Stored items from a collection

§

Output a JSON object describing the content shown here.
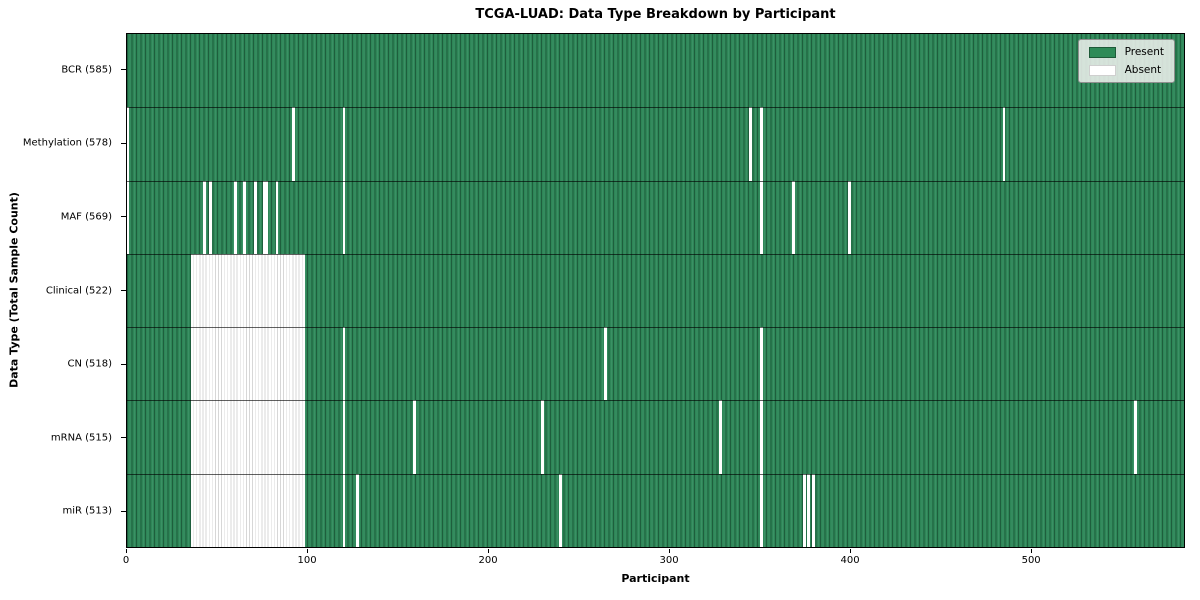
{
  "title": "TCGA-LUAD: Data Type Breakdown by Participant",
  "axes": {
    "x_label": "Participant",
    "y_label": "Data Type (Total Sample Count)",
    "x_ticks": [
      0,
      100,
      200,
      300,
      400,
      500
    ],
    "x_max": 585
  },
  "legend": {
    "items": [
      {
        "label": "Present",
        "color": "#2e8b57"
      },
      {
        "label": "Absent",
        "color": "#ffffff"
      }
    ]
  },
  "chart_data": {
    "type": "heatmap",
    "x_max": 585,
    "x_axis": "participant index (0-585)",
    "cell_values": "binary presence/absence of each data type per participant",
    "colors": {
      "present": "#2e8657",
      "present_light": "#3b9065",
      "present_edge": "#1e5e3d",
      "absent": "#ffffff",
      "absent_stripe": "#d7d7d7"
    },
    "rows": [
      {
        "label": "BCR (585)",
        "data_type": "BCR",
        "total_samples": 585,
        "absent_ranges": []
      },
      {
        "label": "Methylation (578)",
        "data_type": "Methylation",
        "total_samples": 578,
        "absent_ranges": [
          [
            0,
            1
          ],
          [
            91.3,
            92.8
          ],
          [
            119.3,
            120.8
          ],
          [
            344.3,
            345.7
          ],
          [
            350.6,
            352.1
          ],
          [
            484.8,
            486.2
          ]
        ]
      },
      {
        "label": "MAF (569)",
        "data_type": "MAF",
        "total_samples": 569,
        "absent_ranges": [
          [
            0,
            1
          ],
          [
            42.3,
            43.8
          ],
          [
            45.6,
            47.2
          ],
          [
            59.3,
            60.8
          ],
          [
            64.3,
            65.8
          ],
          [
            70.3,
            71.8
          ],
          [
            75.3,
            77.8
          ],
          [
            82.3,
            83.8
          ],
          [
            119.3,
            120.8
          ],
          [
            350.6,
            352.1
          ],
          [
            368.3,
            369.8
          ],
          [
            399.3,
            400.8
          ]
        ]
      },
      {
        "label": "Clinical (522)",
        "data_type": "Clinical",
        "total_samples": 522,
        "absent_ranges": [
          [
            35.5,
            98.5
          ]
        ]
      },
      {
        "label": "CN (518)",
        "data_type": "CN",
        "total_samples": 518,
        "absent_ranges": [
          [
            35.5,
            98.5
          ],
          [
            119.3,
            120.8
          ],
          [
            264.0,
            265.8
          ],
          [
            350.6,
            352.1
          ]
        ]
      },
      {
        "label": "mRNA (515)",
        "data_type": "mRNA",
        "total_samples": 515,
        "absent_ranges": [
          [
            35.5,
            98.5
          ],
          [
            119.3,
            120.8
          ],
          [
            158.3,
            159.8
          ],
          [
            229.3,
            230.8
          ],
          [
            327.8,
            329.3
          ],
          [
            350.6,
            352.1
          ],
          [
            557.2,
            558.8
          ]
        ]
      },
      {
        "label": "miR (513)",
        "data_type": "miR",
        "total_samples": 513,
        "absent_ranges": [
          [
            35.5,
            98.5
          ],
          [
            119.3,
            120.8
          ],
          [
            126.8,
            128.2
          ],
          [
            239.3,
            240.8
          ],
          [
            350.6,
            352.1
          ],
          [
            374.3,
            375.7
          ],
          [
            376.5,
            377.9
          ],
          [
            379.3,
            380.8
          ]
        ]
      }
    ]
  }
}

§

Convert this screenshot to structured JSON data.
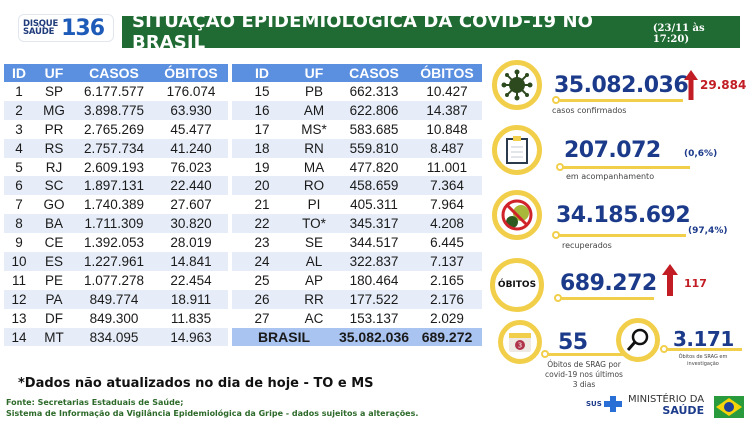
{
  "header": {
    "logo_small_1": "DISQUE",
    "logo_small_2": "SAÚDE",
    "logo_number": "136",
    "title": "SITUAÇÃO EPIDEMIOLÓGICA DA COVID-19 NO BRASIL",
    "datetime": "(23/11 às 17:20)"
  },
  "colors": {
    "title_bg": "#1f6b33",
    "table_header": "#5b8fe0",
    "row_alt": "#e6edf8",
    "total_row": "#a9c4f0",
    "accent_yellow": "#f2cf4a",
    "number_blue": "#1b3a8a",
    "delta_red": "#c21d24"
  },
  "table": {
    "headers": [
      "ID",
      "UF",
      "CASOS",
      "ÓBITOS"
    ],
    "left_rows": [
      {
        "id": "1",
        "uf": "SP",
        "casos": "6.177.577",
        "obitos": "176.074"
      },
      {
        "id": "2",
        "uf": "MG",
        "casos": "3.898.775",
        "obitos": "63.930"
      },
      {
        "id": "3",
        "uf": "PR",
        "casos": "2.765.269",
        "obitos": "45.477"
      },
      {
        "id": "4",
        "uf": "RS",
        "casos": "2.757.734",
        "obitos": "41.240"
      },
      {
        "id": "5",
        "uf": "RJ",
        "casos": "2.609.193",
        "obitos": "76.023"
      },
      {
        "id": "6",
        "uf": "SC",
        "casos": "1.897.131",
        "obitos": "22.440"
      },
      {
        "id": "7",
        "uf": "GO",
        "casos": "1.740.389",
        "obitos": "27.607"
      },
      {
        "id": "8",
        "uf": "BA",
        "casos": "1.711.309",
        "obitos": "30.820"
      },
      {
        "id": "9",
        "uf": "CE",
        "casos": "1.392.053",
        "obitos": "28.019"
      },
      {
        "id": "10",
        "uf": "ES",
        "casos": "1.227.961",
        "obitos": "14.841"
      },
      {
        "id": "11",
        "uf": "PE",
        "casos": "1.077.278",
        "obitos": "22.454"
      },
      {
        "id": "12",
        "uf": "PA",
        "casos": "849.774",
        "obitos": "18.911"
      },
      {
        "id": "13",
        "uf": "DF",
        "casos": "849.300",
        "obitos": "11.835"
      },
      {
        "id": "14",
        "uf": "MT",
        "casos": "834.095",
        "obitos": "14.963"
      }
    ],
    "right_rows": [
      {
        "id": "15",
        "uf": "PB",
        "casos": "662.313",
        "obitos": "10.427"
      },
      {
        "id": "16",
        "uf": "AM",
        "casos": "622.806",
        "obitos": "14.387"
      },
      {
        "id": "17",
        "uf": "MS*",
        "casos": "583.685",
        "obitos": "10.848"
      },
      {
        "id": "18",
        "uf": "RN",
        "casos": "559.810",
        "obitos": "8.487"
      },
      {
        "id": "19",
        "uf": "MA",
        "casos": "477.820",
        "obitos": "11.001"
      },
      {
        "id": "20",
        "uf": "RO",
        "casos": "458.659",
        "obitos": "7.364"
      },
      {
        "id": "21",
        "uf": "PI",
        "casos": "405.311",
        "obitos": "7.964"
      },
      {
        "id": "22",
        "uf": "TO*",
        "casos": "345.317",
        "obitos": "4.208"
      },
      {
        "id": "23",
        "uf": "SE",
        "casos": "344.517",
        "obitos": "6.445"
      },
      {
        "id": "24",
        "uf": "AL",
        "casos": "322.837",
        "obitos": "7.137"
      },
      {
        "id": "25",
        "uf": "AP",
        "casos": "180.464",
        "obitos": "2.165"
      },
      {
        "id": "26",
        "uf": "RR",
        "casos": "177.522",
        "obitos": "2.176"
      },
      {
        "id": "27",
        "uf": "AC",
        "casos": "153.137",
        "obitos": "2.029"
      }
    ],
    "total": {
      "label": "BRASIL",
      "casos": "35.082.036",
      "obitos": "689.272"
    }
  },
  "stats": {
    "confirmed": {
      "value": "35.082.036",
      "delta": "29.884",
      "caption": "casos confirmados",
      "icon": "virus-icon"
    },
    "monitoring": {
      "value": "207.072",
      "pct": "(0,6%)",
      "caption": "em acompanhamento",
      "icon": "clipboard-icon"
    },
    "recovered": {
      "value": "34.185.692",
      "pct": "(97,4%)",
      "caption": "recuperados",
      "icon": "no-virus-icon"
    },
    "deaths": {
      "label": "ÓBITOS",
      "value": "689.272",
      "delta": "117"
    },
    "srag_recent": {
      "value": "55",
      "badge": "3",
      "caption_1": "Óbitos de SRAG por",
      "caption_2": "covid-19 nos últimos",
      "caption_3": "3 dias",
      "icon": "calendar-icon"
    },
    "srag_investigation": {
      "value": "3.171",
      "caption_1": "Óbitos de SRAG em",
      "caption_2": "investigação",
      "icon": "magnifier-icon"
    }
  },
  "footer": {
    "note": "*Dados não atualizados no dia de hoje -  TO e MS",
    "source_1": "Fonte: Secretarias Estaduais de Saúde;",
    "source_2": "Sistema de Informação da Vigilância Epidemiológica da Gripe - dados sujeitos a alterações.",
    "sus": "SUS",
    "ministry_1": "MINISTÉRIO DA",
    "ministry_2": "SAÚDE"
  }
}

§

YOUR TASK:
Output only the number of lines above holding "Clinical".

TASK ANSWER:
2